Available data Block Start

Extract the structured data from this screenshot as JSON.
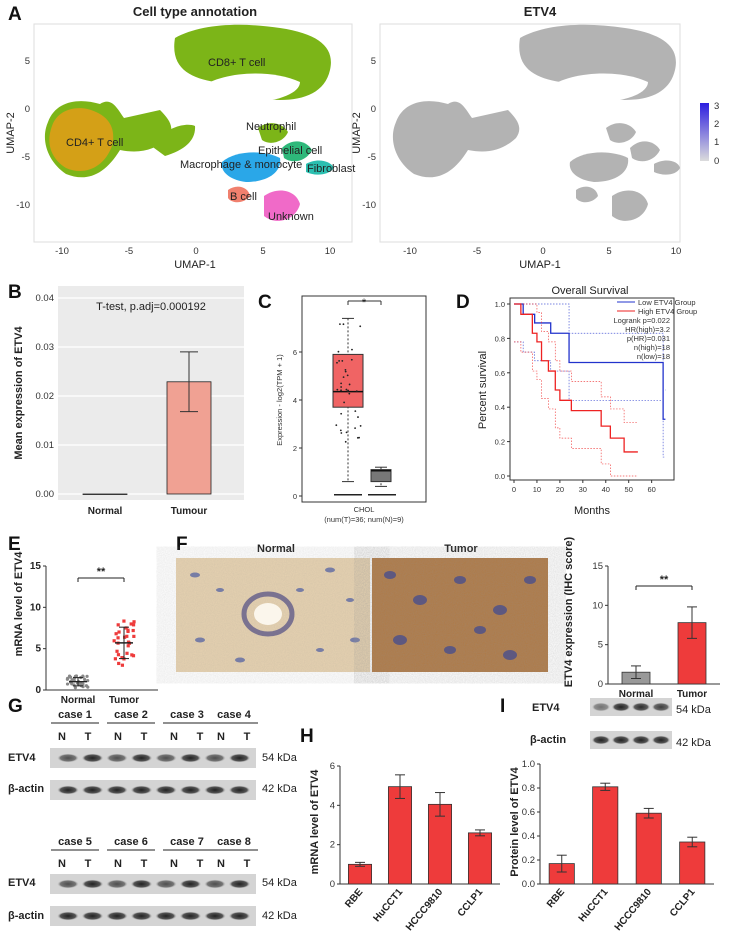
{
  "panel_letters": [
    "A",
    "B",
    "C",
    "D",
    "E",
    "F",
    "G",
    "H",
    "I"
  ],
  "colors": {
    "red_bar": "#ee3b3b",
    "salmon_bar": "#f0a193",
    "blue_line": "#2233cc",
    "red_line": "#ee2222",
    "grey_cells": "#9a9a9a"
  },
  "umap_left": {
    "title": "Cell type annotation",
    "xlabel": "UMAP-1",
    "ylabel": "UMAP-2",
    "xticks": [
      "-10",
      "-5",
      "0",
      "5",
      "10"
    ],
    "yticks": [
      "5",
      "0",
      "-5",
      "-10"
    ],
    "clusters": [
      {
        "label": "CD8+ T cell",
        "color": "#7cb518"
      },
      {
        "label": "CD4+ T cell",
        "color": "#d4a017"
      },
      {
        "label": "Neutrophil",
        "color": "#7cb518"
      },
      {
        "label": "Epithelial cell",
        "color": "#2eb87a"
      },
      {
        "label": "Macrophage & monocyte",
        "color": "#2aa7e8"
      },
      {
        "label": "Fibroblast",
        "color": "#2bbfb0"
      },
      {
        "label": "B cell",
        "color": "#f0806e"
      },
      {
        "label": "Unknown",
        "color": "#f06ac8"
      }
    ]
  },
  "umap_right": {
    "title": "ETV4",
    "xlabel": "UMAP-1",
    "ylabel": "UMAP-2",
    "xticks": [
      "-10",
      "-5",
      "0",
      "5",
      "10"
    ],
    "yticks": [
      "5",
      "0",
      "-5",
      "-10"
    ],
    "colorbar_ticks": [
      "3",
      "2",
      "1",
      "0"
    ]
  },
  "chart_data": [
    {
      "panel": "B",
      "type": "bar",
      "title": "T-test, p.adj=0.000192",
      "ylabel": "Mean expression of ETV4",
      "categories": [
        "Normal",
        "Tumour"
      ],
      "values": [
        0.0,
        0.0229
      ],
      "error": [
        0,
        0.0061
      ],
      "ylim": [
        0,
        0.04
      ],
      "yticks": [
        "0.00",
        "0.01",
        "0.02",
        "0.03",
        "0.04"
      ]
    },
    {
      "panel": "C",
      "type": "box",
      "ylabel": "Expression - log2(TPM + 1)",
      "xlabel": "CHOL",
      "xnote": "(num(T)=36; num(N)=9)",
      "series": [
        {
          "name": "T",
          "min": 0.6,
          "q1": 3.7,
          "median": 4.35,
          "q3": 5.9,
          "max": 7.4
        },
        {
          "name": "N",
          "min": 0.4,
          "q1": 0.6,
          "median": 1.05,
          "q3": 1.1,
          "max": 1.2
        }
      ],
      "ylim": [
        0,
        8
      ],
      "yticks": [
        "0",
        "2",
        "4",
        "6"
      ],
      "significance": "*"
    },
    {
      "panel": "D",
      "type": "line",
      "title": "Overall Survival",
      "xlabel": "Months",
      "ylabel": "Percent survival",
      "xticks": [
        "0",
        "10",
        "20",
        "30",
        "40",
        "50",
        "60"
      ],
      "yticks": [
        "0.0",
        "0.2",
        "0.4",
        "0.6",
        "0.8",
        "1.0"
      ],
      "legend": [
        "Low ETV4 Group",
        "High ETV4 Group"
      ],
      "stats": [
        "Logrank p=0.022",
        "HR(high)=3.2",
        "p(HR)=0.031",
        "n(high)=18",
        "n(low)=18"
      ],
      "series": [
        {
          "name": "Low ETV4 Group",
          "points": [
            [
              0,
              1.0
            ],
            [
              4,
              0.94
            ],
            [
              9,
              0.89
            ],
            [
              16,
              0.83
            ],
            [
              24,
              0.66
            ],
            [
              65,
              0.66
            ],
            [
              65,
              0.33
            ],
            [
              66,
              0.33
            ]
          ]
        },
        {
          "name": "High ETV4 Group",
          "points": [
            [
              0,
              1.0
            ],
            [
              3,
              0.94
            ],
            [
              8,
              0.83
            ],
            [
              10,
              0.78
            ],
            [
              12,
              0.67
            ],
            [
              15,
              0.61
            ],
            [
              18,
              0.5
            ],
            [
              20,
              0.44
            ],
            [
              25,
              0.38
            ],
            [
              38,
              0.29
            ],
            [
              42,
              0.22
            ],
            [
              48,
              0.14
            ],
            [
              54,
              0.14
            ]
          ]
        }
      ]
    },
    {
      "panel": "E",
      "type": "scatter",
      "ylabel": "mRNA level of ETV4",
      "categories": [
        "Normal",
        "Tumor"
      ],
      "means": [
        1.0,
        5.7
      ],
      "sd": [
        0.5,
        1.9
      ],
      "ylim": [
        0,
        15
      ],
      "yticks": [
        "0",
        "5",
        "10",
        "15"
      ],
      "significance": "**"
    },
    {
      "panel": "F",
      "type": "bar",
      "image_labels": [
        "Normal",
        "Tumor"
      ],
      "ylabel": "ETV4 expression (IHC score)",
      "categories": [
        "Normal",
        "Tumor"
      ],
      "values": [
        1.5,
        7.8
      ],
      "error": [
        0.8,
        2.0
      ],
      "ylim": [
        0,
        15
      ],
      "yticks": [
        "0",
        "5",
        "10",
        "15"
      ],
      "significance": "**"
    },
    {
      "panel": "H",
      "type": "bar",
      "ylabel": "mRNA level of ETV4",
      "categories": [
        "RBE",
        "HuCCT1",
        "HCCC9810",
        "CCLP1"
      ],
      "values": [
        1.0,
        4.95,
        4.05,
        2.6
      ],
      "error": [
        0.1,
        0.6,
        0.6,
        0.15
      ],
      "ylim": [
        0,
        6
      ],
      "yticks": [
        "0",
        "2",
        "4",
        "6"
      ]
    },
    {
      "panel": "I",
      "type": "bar",
      "ylabel": "Protein level of ETV4",
      "categories": [
        "RBE",
        "HuCCT1",
        "HCCC9810",
        "CCLP1"
      ],
      "values": [
        0.17,
        0.81,
        0.59,
        0.35
      ],
      "error": [
        0.07,
        0.03,
        0.04,
        0.04
      ],
      "ylim": [
        0,
        1.0
      ],
      "yticks": [
        "0.0",
        "0.2",
        "0.4",
        "0.6",
        "0.8",
        "1.0"
      ]
    }
  ],
  "western_g": {
    "cases_top": [
      "case 1",
      "case 2",
      "case 3",
      "case 4"
    ],
    "cases_bottom": [
      "case 5",
      "case 6",
      "case 7",
      "case 8"
    ],
    "lanes": [
      "N",
      "T"
    ],
    "rows": [
      "ETV4",
      "β-actin"
    ],
    "kda": [
      "54 kDa",
      "42 kDa"
    ]
  },
  "western_i": {
    "rows": [
      "ETV4",
      "β-actin"
    ],
    "kda": [
      "54 kDa",
      "42 kDa"
    ]
  }
}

Available data Block End

> About this exercise
An exact copy of the records above is needed, with the pictures removed.

> Answer area
Extract the structured data from this screenshot as JSON.
{
  "panel_letters": [
    "A",
    "B",
    "C",
    "D",
    "E",
    "F",
    "G",
    "H",
    "I"
  ],
  "colors": {
    "red_bar": "#ee3b3b",
    "salmon_bar": "#f0a193",
    "blue_line": "#2233cc",
    "red_line": "#ee2222",
    "grey_cells": "#9a9a9a"
  },
  "umap_left": {
    "title": "Cell type annotation",
    "xlabel": "UMAP-1",
    "ylabel": "UMAP-2",
    "xticks": [
      "-10",
      "-5",
      "0",
      "5",
      "10"
    ],
    "yticks": [
      "5",
      "0",
      "-5",
      "-10"
    ],
    "clusters": [
      {
        "label": "CD8+ T cell",
        "color": "#7cb518"
      },
      {
        "label": "CD4+ T cell",
        "color": "#d4a017"
      },
      {
        "label": "Neutrophil",
        "color": "#7cb518"
      },
      {
        "label": "Epithelial cell",
        "color": "#2eb87a"
      },
      {
        "label": "Macrophage & monocyte",
        "color": "#2aa7e8"
      },
      {
        "label": "Fibroblast",
        "color": "#2bbfb0"
      },
      {
        "label": "B cell",
        "color": "#f0806e"
      },
      {
        "label": "Unknown",
        "color": "#f06ac8"
      }
    ]
  },
  "umap_right": {
    "title": "ETV4",
    "xlabel": "UMAP-1",
    "ylabel": "UMAP-2",
    "xticks": [
      "-10",
      "-5",
      "0",
      "5",
      "10"
    ],
    "yticks": [
      "5",
      "0",
      "-5",
      "-10"
    ],
    "colorbar_ticks": [
      "3",
      "2",
      "1",
      "0"
    ]
  },
  "chart_data": [
    {
      "panel": "B",
      "type": "bar",
      "title": "T-test, p.adj=0.000192",
      "ylabel": "Mean expression of ETV4",
      "categories": [
        "Normal",
        "Tumour"
      ],
      "values": [
        0.0,
        0.0229
      ],
      "error": [
        0,
        0.0061
      ],
      "ylim": [
        0,
        0.04
      ],
      "yticks": [
        "0.00",
        "0.01",
        "0.02",
        "0.03",
        "0.04"
      ]
    },
    {
      "panel": "C",
      "type": "box",
      "ylabel": "Expression - log2(TPM + 1)",
      "xlabel": "CHOL",
      "xnote": "(num(T)=36; num(N)=9)",
      "series": [
        {
          "name": "T",
          "min": 0.6,
          "q1": 3.7,
          "median": 4.35,
          "q3": 5.9,
          "max": 7.4
        },
        {
          "name": "N",
          "min": 0.4,
          "q1": 0.6,
          "median": 1.05,
          "q3": 1.1,
          "max": 1.2
        }
      ],
      "ylim": [
        0,
        8
      ],
      "yticks": [
        "0",
        "2",
        "4",
        "6"
      ],
      "significance": "*"
    },
    {
      "panel": "D",
      "type": "line",
      "title": "Overall Survival",
      "xlabel": "Months",
      "ylabel": "Percent survival",
      "xticks": [
        "0",
        "10",
        "20",
        "30",
        "40",
        "50",
        "60"
      ],
      "yticks": [
        "0.0",
        "0.2",
        "0.4",
        "0.6",
        "0.8",
        "1.0"
      ],
      "legend": [
        "Low ETV4 Group",
        "High ETV4 Group"
      ],
      "stats": [
        "Logrank p=0.022",
        "HR(high)=3.2",
        "p(HR)=0.031",
        "n(high)=18",
        "n(low)=18"
      ],
      "series": [
        {
          "name": "Low ETV4 Group",
          "points": [
            [
              0,
              1.0
            ],
            [
              4,
              0.94
            ],
            [
              9,
              0.89
            ],
            [
              16,
              0.83
            ],
            [
              24,
              0.66
            ],
            [
              65,
              0.66
            ],
            [
              65,
              0.33
            ],
            [
              66,
              0.33
            ]
          ]
        },
        {
          "name": "High ETV4 Group",
          "points": [
            [
              0,
              1.0
            ],
            [
              3,
              0.94
            ],
            [
              8,
              0.83
            ],
            [
              10,
              0.78
            ],
            [
              12,
              0.67
            ],
            [
              15,
              0.61
            ],
            [
              18,
              0.5
            ],
            [
              20,
              0.44
            ],
            [
              25,
              0.38
            ],
            [
              38,
              0.29
            ],
            [
              42,
              0.22
            ],
            [
              48,
              0.14
            ],
            [
              54,
              0.14
            ]
          ]
        }
      ]
    },
    {
      "panel": "E",
      "type": "scatter",
      "ylabel": "mRNA level of ETV4",
      "categories": [
        "Normal",
        "Tumor"
      ],
      "means": [
        1.0,
        5.7
      ],
      "sd": [
        0.5,
        1.9
      ],
      "ylim": [
        0,
        15
      ],
      "yticks": [
        "0",
        "5",
        "10",
        "15"
      ],
      "significance": "**"
    },
    {
      "panel": "F",
      "type": "bar",
      "image_labels": [
        "Normal",
        "Tumor"
      ],
      "ylabel": "ETV4 expression (IHC score)",
      "categories": [
        "Normal",
        "Tumor"
      ],
      "values": [
        1.5,
        7.8
      ],
      "error": [
        0.8,
        2.0
      ],
      "ylim": [
        0,
        15
      ],
      "yticks": [
        "0",
        "5",
        "10",
        "15"
      ],
      "significance": "**"
    },
    {
      "panel": "H",
      "type": "bar",
      "ylabel": "mRNA level of ETV4",
      "categories": [
        "RBE",
        "HuCCT1",
        "HCCC9810",
        "CCLP1"
      ],
      "values": [
        1.0,
        4.95,
        4.05,
        2.6
      ],
      "error": [
        0.1,
        0.6,
        0.6,
        0.15
      ],
      "ylim": [
        0,
        6
      ],
      "yticks": [
        "0",
        "2",
        "4",
        "6"
      ]
    },
    {
      "panel": "I",
      "type": "bar",
      "ylabel": "Protein level of ETV4",
      "categories": [
        "RBE",
        "HuCCT1",
        "HCCC9810",
        "CCLP1"
      ],
      "values": [
        0.17,
        0.81,
        0.59,
        0.35
      ],
      "error": [
        0.07,
        0.03,
        0.04,
        0.04
      ],
      "ylim": [
        0,
        1.0
      ],
      "yticks": [
        "0.0",
        "0.2",
        "0.4",
        "0.6",
        "0.8",
        "1.0"
      ]
    }
  ],
  "western_g": {
    "cases_top": [
      "case 1",
      "case 2",
      "case 3",
      "case 4"
    ],
    "cases_bottom": [
      "case 5",
      "case 6",
      "case 7",
      "case 8"
    ],
    "lanes": [
      "N",
      "T"
    ],
    "rows": [
      "ETV4",
      "β-actin"
    ],
    "kda": [
      "54 kDa",
      "42 kDa"
    ]
  },
  "western_i": {
    "rows": [
      "ETV4",
      "β-actin"
    ],
    "kda": [
      "54 kDa",
      "42 kDa"
    ]
  }
}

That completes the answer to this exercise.